*Task*
Where does the word "name" show up in the records? Copy every line that has it.
+++
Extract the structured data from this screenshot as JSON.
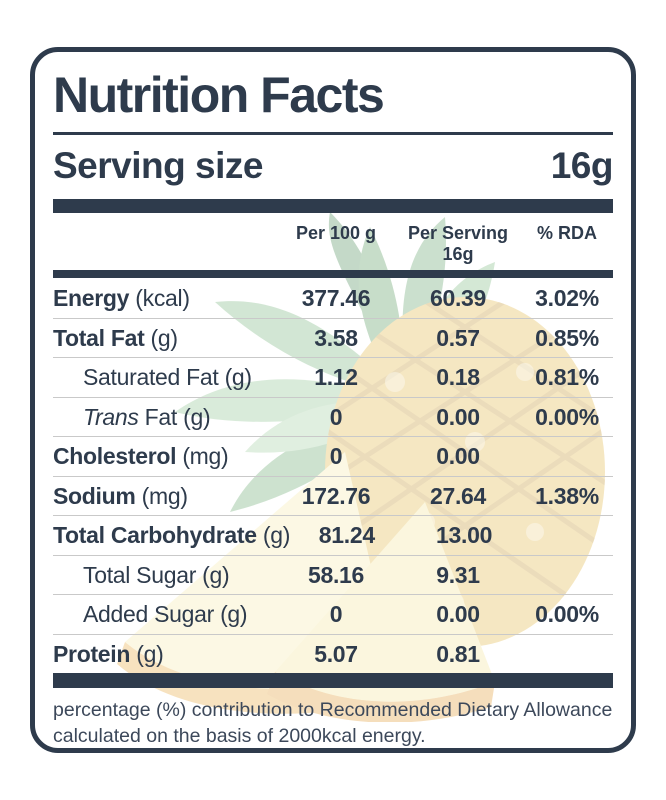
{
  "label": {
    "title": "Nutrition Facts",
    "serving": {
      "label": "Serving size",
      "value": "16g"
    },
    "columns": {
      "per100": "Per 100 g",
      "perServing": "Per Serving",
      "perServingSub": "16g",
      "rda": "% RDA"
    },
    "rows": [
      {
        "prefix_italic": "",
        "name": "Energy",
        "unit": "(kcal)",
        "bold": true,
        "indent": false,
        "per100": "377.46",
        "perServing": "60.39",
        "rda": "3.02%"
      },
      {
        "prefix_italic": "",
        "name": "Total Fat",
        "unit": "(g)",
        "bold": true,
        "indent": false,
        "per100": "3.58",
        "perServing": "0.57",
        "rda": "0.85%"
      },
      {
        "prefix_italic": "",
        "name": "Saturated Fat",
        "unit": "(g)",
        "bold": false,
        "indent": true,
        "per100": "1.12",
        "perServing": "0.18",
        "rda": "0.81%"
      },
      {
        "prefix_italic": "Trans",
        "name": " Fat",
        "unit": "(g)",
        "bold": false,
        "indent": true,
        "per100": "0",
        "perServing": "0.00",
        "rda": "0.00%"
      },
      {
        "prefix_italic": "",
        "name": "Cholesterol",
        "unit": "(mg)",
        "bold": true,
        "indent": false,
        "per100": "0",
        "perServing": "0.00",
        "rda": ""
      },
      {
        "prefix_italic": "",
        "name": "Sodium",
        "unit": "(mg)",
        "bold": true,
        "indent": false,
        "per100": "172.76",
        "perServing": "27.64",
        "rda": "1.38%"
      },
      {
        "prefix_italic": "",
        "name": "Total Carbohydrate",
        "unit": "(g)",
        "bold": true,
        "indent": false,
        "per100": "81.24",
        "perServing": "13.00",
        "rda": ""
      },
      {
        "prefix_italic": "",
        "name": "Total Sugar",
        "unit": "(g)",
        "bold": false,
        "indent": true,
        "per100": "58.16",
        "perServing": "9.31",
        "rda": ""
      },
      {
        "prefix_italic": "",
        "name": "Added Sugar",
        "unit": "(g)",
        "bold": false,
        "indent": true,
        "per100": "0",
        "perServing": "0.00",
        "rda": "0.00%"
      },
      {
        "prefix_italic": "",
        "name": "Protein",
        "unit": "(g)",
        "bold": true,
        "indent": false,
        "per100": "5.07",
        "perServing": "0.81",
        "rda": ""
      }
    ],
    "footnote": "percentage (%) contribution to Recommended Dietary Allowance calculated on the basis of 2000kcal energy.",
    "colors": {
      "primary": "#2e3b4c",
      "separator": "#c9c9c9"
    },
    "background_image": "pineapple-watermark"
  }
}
+++
*Output of the exercise*
        "name": "Energy",
        "name": "Total Fat",
        "name": "Saturated Fat",
        "name": " Fat",
        "name": "Cholesterol",
        "name": "Sodium",
        "name": "Total Carbohydrate",
        "name": "Total Sugar",
        "name": "Added Sugar",
        "name": "Protein",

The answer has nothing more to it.